### [What is expected]
Your task is to repeat the entries word for word while leaving out the pictures.

### [Data lines]
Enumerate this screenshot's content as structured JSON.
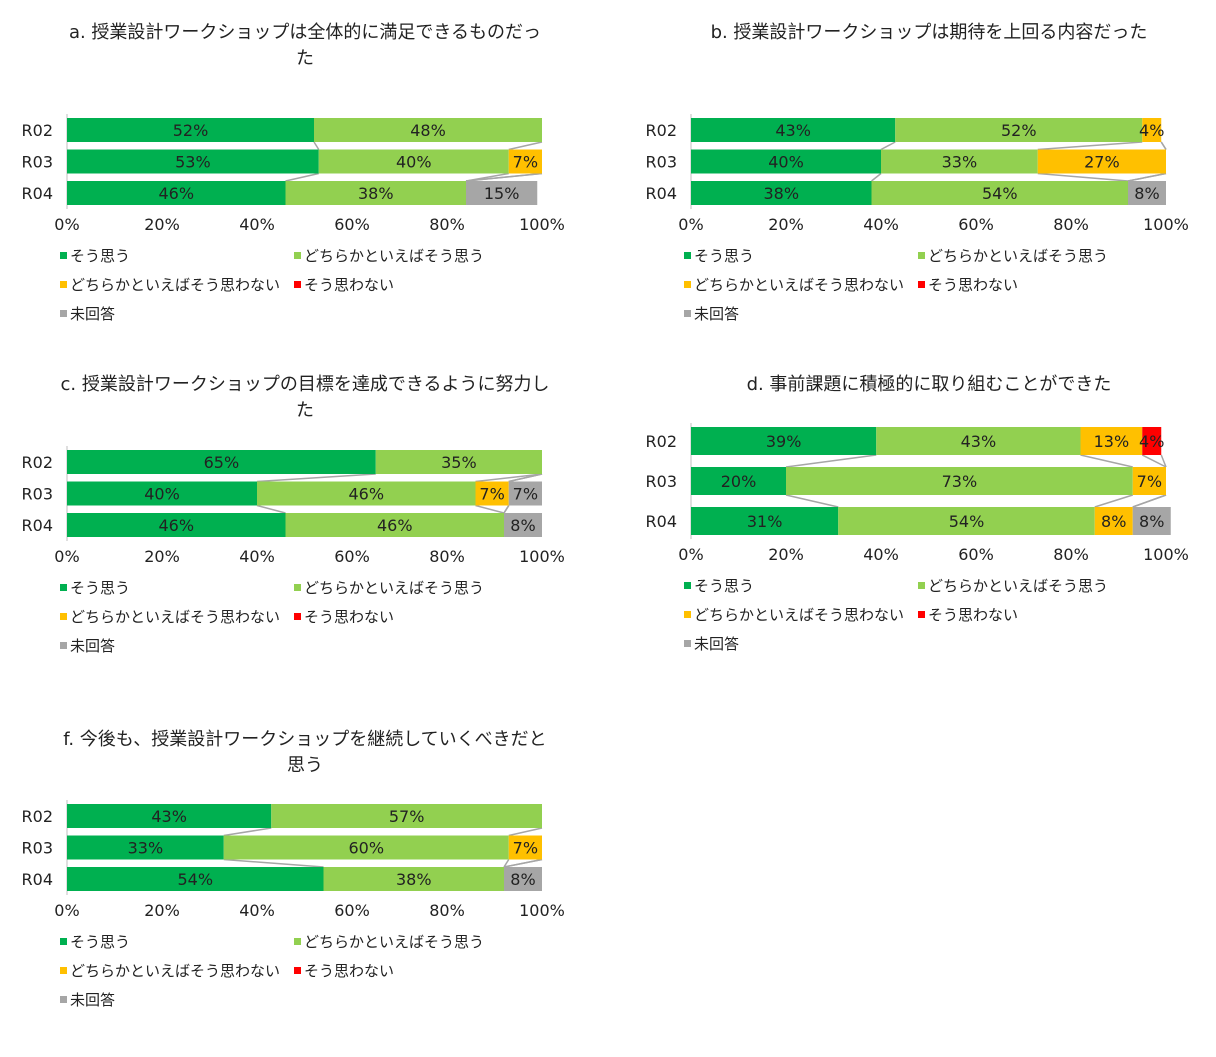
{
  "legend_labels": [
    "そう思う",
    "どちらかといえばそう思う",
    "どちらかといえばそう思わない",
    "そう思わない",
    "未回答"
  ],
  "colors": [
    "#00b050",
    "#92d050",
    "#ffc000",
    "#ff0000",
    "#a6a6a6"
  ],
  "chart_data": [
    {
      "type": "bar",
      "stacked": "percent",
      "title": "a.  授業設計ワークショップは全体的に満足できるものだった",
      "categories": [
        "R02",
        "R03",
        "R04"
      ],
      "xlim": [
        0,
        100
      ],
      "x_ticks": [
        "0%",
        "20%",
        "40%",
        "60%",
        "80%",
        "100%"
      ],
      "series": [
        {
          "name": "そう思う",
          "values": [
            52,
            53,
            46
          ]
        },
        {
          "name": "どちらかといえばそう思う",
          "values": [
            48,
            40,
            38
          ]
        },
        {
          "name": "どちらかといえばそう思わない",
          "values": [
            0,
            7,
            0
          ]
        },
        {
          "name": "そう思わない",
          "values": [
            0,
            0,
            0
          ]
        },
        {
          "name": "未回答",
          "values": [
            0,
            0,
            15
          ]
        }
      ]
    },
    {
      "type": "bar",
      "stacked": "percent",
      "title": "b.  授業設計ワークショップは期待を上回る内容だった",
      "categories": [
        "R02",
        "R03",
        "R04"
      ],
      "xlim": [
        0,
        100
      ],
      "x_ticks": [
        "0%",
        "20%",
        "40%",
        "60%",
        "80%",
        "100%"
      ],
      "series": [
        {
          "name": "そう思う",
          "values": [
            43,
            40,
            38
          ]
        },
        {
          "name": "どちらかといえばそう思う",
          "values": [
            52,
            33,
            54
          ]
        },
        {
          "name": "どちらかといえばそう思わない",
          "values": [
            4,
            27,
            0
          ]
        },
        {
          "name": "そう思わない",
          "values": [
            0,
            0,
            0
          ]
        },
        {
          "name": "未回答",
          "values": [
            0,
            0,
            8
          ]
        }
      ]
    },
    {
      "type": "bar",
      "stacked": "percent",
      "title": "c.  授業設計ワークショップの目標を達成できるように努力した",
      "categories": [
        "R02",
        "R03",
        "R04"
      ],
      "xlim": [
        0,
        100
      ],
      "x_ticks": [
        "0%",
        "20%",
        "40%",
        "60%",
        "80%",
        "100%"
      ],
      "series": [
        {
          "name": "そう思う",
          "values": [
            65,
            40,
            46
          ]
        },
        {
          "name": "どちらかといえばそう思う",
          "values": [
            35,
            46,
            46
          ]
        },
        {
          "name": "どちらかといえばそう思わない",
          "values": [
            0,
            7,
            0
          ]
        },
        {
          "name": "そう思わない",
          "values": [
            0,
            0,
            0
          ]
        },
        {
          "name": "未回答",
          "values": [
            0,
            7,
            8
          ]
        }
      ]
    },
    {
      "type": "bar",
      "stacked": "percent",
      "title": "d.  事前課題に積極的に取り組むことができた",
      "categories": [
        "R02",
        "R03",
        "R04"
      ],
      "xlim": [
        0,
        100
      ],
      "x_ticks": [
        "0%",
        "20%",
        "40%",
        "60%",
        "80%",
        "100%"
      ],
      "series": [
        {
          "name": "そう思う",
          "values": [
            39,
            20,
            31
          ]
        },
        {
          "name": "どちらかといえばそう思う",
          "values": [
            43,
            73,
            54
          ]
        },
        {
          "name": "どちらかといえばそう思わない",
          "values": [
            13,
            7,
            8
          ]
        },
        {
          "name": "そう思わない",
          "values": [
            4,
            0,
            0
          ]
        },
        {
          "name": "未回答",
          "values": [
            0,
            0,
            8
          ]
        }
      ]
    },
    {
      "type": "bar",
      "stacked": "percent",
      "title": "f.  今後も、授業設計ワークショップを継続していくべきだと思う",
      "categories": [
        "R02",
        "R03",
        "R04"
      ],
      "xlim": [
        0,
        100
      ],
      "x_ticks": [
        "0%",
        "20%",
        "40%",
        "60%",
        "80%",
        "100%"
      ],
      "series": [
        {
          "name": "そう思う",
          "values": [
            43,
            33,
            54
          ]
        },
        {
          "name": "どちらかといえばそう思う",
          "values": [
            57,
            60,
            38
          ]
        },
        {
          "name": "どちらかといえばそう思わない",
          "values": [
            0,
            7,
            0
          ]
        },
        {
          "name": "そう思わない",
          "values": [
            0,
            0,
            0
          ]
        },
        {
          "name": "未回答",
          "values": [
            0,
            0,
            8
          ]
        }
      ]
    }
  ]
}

### [Result of the exercise]
Enumerate this screenshot's content as structured JSON.
{
  "legend_labels": [
    "そう思う",
    "どちらかといえばそう思う",
    "どちらかといえばそう思わない",
    "そう思わない",
    "未回答"
  ],
  "colors": [
    "#00b050",
    "#92d050",
    "#ffc000",
    "#ff0000",
    "#a6a6a6"
  ],
  "chart_data": [
    {
      "type": "bar",
      "stacked": "percent",
      "title": "a.  授業設計ワークショップは全体的に満足できるものだった",
      "categories": [
        "R02",
        "R03",
        "R04"
      ],
      "xlim": [
        0,
        100
      ],
      "x_ticks": [
        "0%",
        "20%",
        "40%",
        "60%",
        "80%",
        "100%"
      ],
      "series": [
        {
          "name": "そう思う",
          "values": [
            52,
            53,
            46
          ]
        },
        {
          "name": "どちらかといえばそう思う",
          "values": [
            48,
            40,
            38
          ]
        },
        {
          "name": "どちらかといえばそう思わない",
          "values": [
            0,
            7,
            0
          ]
        },
        {
          "name": "そう思わない",
          "values": [
            0,
            0,
            0
          ]
        },
        {
          "name": "未回答",
          "values": [
            0,
            0,
            15
          ]
        }
      ]
    },
    {
      "type": "bar",
      "stacked": "percent",
      "title": "b.  授業設計ワークショップは期待を上回る内容だった",
      "categories": [
        "R02",
        "R03",
        "R04"
      ],
      "xlim": [
        0,
        100
      ],
      "x_ticks": [
        "0%",
        "20%",
        "40%",
        "60%",
        "80%",
        "100%"
      ],
      "series": [
        {
          "name": "そう思う",
          "values": [
            43,
            40,
            38
          ]
        },
        {
          "name": "どちらかといえばそう思う",
          "values": [
            52,
            33,
            54
          ]
        },
        {
          "name": "どちらかといえばそう思わない",
          "values": [
            4,
            27,
            0
          ]
        },
        {
          "name": "そう思わない",
          "values": [
            0,
            0,
            0
          ]
        },
        {
          "name": "未回答",
          "values": [
            0,
            0,
            8
          ]
        }
      ]
    },
    {
      "type": "bar",
      "stacked": "percent",
      "title": "c.  授業設計ワークショップの目標を達成できるように努力した",
      "categories": [
        "R02",
        "R03",
        "R04"
      ],
      "xlim": [
        0,
        100
      ],
      "x_ticks": [
        "0%",
        "20%",
        "40%",
        "60%",
        "80%",
        "100%"
      ],
      "series": [
        {
          "name": "そう思う",
          "values": [
            65,
            40,
            46
          ]
        },
        {
          "name": "どちらかといえばそう思う",
          "values": [
            35,
            46,
            46
          ]
        },
        {
          "name": "どちらかといえばそう思わない",
          "values": [
            0,
            7,
            0
          ]
        },
        {
          "name": "そう思わない",
          "values": [
            0,
            0,
            0
          ]
        },
        {
          "name": "未回答",
          "values": [
            0,
            7,
            8
          ]
        }
      ]
    },
    {
      "type": "bar",
      "stacked": "percent",
      "title": "d.  事前課題に積極的に取り組むことができた",
      "categories": [
        "R02",
        "R03",
        "R04"
      ],
      "xlim": [
        0,
        100
      ],
      "x_ticks": [
        "0%",
        "20%",
        "40%",
        "60%",
        "80%",
        "100%"
      ],
      "series": [
        {
          "name": "そう思う",
          "values": [
            39,
            20,
            31
          ]
        },
        {
          "name": "どちらかといえばそう思う",
          "values": [
            43,
            73,
            54
          ]
        },
        {
          "name": "どちらかといえばそう思わない",
          "values": [
            13,
            7,
            8
          ]
        },
        {
          "name": "そう思わない",
          "values": [
            4,
            0,
            0
          ]
        },
        {
          "name": "未回答",
          "values": [
            0,
            0,
            8
          ]
        }
      ]
    },
    {
      "type": "bar",
      "stacked": "percent",
      "title": "f.  今後も、授業設計ワークショップを継続していくべきだと思う",
      "categories": [
        "R02",
        "R03",
        "R04"
      ],
      "xlim": [
        0,
        100
      ],
      "x_ticks": [
        "0%",
        "20%",
        "40%",
        "60%",
        "80%",
        "100%"
      ],
      "series": [
        {
          "name": "そう思う",
          "values": [
            43,
            33,
            54
          ]
        },
        {
          "name": "どちらかといえばそう思う",
          "values": [
            57,
            60,
            38
          ]
        },
        {
          "name": "どちらかといえばそう思わない",
          "values": [
            0,
            7,
            0
          ]
        },
        {
          "name": "そう思わない",
          "values": [
            0,
            0,
            0
          ]
        },
        {
          "name": "未回答",
          "values": [
            0,
            0,
            8
          ]
        }
      ]
    }
  ]
}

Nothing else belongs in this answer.